Written instruction: Write out the material exactly, without any of its pictures.

[Rows from a figure dataset]
** begin **

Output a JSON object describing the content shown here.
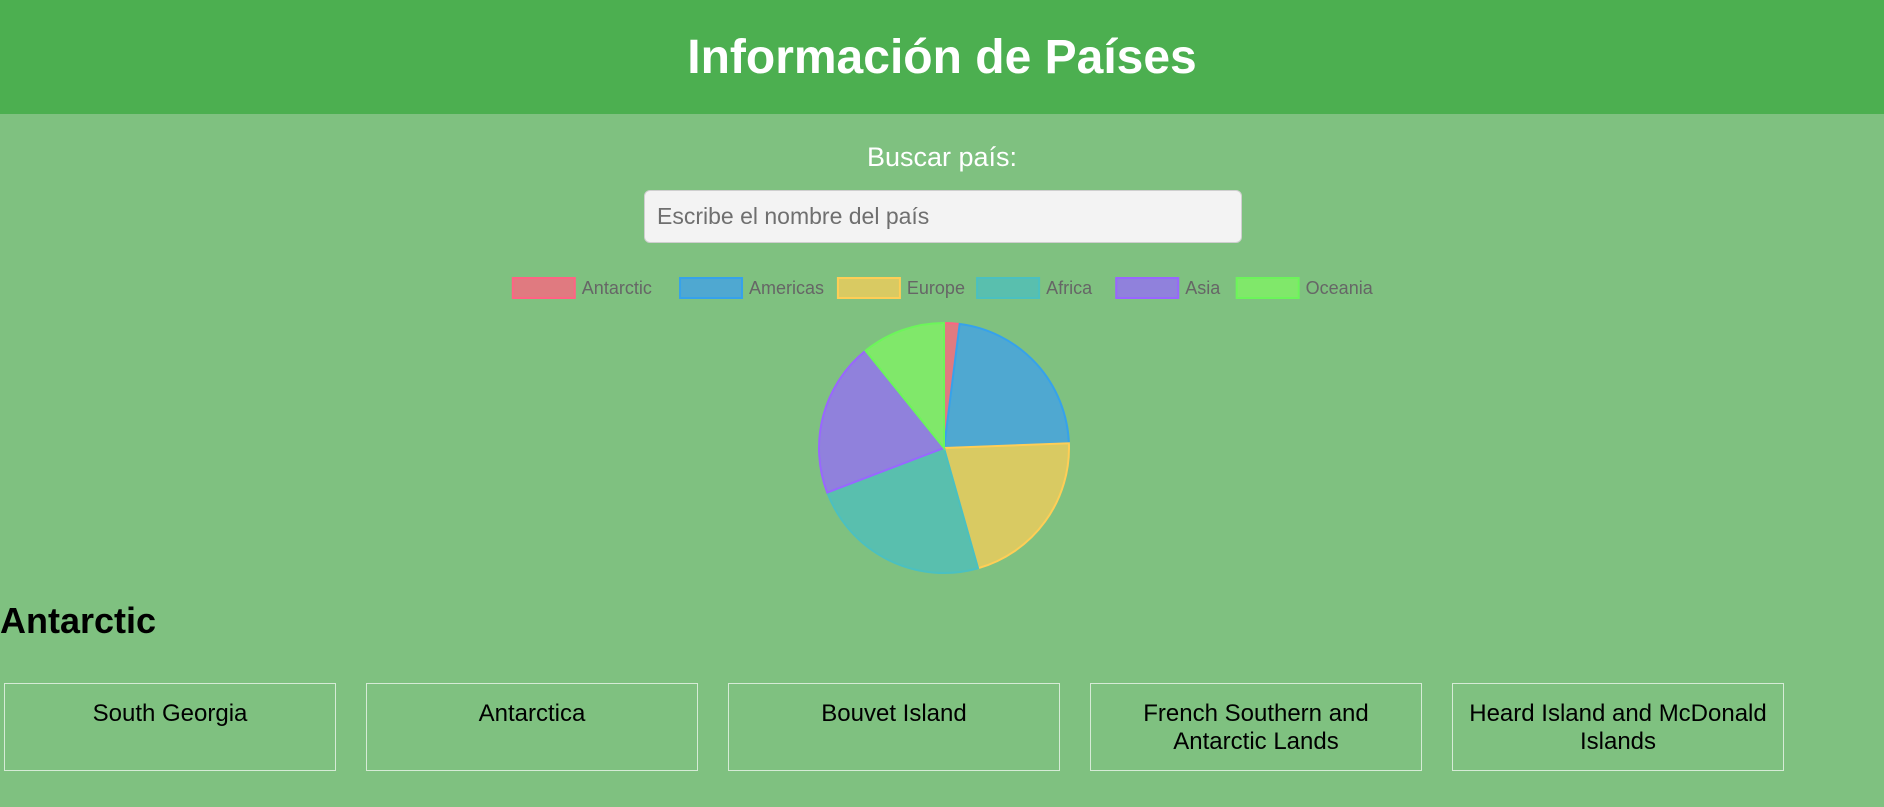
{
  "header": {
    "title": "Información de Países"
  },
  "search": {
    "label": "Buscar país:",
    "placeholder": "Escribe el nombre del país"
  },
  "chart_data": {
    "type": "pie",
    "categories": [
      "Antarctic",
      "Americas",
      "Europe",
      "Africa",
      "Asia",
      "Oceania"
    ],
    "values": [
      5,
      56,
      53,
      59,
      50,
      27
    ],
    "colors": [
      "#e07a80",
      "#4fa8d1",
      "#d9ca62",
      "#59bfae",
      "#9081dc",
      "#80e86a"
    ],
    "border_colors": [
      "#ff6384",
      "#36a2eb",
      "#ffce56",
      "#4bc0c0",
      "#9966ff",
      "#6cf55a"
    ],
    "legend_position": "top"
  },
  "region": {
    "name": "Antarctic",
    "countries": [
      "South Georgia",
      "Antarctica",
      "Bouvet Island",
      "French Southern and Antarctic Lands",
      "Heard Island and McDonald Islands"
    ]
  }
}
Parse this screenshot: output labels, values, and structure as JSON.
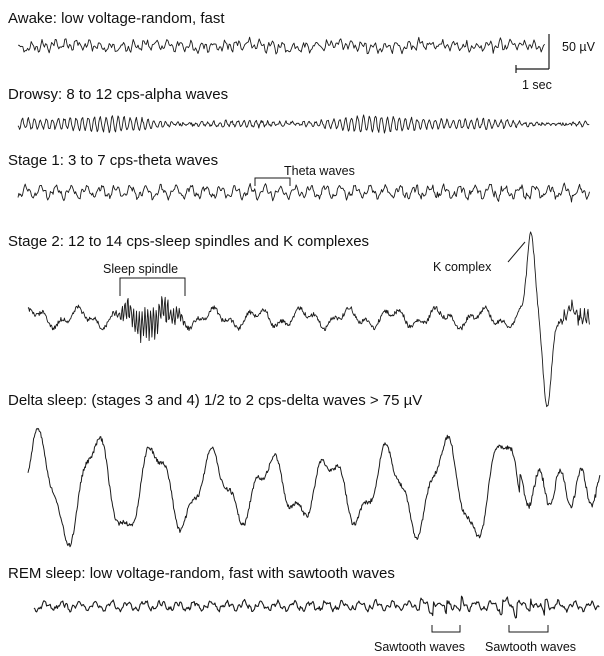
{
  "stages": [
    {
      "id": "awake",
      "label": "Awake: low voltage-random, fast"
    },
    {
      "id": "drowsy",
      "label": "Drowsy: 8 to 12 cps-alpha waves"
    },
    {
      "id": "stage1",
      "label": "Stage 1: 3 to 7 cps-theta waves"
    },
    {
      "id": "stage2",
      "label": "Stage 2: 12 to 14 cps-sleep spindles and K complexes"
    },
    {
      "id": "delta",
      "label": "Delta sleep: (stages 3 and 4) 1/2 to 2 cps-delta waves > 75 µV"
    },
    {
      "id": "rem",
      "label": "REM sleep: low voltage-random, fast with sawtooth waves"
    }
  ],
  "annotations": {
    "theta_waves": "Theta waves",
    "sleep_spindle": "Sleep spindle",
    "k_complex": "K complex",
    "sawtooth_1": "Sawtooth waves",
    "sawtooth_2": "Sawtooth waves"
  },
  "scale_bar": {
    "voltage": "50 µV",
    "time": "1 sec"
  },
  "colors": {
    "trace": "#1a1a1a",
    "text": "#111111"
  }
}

** end **

Result:
Output a JSON object describing the content shown here.
{
  "header": {
    "title": "Información de Países"
  },
  "search": {
    "label": "Buscar país:",
    "placeholder": "Escribe el nombre del país"
  },
  "chart_data": {
    "type": "pie",
    "categories": [
      "Antarctic",
      "Americas",
      "Europe",
      "Africa",
      "Asia",
      "Oceania"
    ],
    "values": [
      5,
      56,
      53,
      59,
      50,
      27
    ],
    "colors": [
      "#e07a80",
      "#4fa8d1",
      "#d9ca62",
      "#59bfae",
      "#9081dc",
      "#80e86a"
    ],
    "border_colors": [
      "#ff6384",
      "#36a2eb",
      "#ffce56",
      "#4bc0c0",
      "#9966ff",
      "#6cf55a"
    ],
    "legend_position": "top"
  },
  "region": {
    "name": "Antarctic",
    "countries": [
      "South Georgia",
      "Antarctica",
      "Bouvet Island",
      "French Southern and Antarctic Lands",
      "Heard Island and McDonald Islands"
    ]
  }
}
Parse this screenshot: output labels, values, and structure as JSON.
{
  "stages": [
    {
      "id": "awake",
      "label": "Awake: low voltage-random, fast"
    },
    {
      "id": "drowsy",
      "label": "Drowsy: 8 to 12 cps-alpha waves"
    },
    {
      "id": "stage1",
      "label": "Stage 1: 3 to 7 cps-theta waves"
    },
    {
      "id": "stage2",
      "label": "Stage 2: 12 to 14 cps-sleep spindles and K complexes"
    },
    {
      "id": "delta",
      "label": "Delta sleep: (stages 3 and 4) 1/2 to 2 cps-delta waves > 75 µV"
    },
    {
      "id": "rem",
      "label": "REM sleep: low voltage-random, fast with sawtooth waves"
    }
  ],
  "annotations": {
    "theta_waves": "Theta waves",
    "sleep_spindle": "Sleep spindle",
    "k_complex": "K complex",
    "sawtooth_1": "Sawtooth waves",
    "sawtooth_2": "Sawtooth waves"
  },
  "scale_bar": {
    "voltage": "50 µV",
    "time": "1 sec"
  },
  "colors": {
    "trace": "#1a1a1a",
    "text": "#111111"
  }
}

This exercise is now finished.